**The task:** Gather all lines in the records below that include the word "this".

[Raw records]

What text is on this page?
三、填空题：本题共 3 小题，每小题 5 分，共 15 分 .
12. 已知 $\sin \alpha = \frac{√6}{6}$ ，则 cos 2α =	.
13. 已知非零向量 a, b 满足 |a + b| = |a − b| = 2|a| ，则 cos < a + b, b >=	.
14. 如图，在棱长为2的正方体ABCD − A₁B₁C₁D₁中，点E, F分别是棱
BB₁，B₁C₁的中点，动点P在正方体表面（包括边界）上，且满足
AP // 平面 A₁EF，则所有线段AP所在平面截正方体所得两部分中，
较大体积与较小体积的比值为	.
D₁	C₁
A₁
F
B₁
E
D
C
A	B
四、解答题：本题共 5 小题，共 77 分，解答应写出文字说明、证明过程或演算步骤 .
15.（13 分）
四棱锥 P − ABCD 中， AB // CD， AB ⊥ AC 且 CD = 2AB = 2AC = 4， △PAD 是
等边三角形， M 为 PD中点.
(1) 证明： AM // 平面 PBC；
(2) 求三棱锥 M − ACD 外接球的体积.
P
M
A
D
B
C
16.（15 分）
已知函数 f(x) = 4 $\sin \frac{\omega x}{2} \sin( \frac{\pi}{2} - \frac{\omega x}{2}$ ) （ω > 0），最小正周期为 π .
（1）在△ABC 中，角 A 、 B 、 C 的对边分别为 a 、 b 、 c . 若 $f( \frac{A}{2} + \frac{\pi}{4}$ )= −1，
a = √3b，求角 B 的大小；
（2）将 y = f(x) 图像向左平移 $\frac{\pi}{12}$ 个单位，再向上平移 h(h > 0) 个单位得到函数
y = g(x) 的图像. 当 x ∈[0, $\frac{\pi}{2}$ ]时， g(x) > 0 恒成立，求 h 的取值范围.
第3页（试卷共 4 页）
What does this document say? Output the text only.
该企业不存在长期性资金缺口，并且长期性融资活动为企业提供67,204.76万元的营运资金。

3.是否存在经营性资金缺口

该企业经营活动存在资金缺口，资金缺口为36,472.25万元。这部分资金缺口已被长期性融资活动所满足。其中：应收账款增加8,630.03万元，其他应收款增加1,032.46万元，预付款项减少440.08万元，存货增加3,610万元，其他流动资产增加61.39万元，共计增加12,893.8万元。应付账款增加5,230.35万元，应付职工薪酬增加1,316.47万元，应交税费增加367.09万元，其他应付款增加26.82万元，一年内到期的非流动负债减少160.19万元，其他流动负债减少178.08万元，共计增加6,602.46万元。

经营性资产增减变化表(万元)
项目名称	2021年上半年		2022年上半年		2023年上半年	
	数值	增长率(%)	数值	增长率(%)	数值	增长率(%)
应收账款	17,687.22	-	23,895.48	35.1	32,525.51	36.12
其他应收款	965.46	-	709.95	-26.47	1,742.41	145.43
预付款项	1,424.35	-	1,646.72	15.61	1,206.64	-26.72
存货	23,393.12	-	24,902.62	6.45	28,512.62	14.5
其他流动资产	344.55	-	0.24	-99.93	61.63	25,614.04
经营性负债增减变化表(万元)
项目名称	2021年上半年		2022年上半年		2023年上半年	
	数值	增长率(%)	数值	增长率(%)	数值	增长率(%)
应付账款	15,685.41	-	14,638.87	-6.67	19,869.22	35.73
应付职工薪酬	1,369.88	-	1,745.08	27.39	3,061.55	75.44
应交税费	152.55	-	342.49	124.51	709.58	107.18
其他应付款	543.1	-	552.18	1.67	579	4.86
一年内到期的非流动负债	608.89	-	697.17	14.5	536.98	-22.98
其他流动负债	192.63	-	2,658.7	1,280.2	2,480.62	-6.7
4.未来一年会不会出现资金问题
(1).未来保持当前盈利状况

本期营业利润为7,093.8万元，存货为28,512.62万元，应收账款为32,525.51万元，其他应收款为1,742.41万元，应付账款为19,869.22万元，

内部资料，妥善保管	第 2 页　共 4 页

**Output:**
What text is on this page?
What does this document say? Output the text only.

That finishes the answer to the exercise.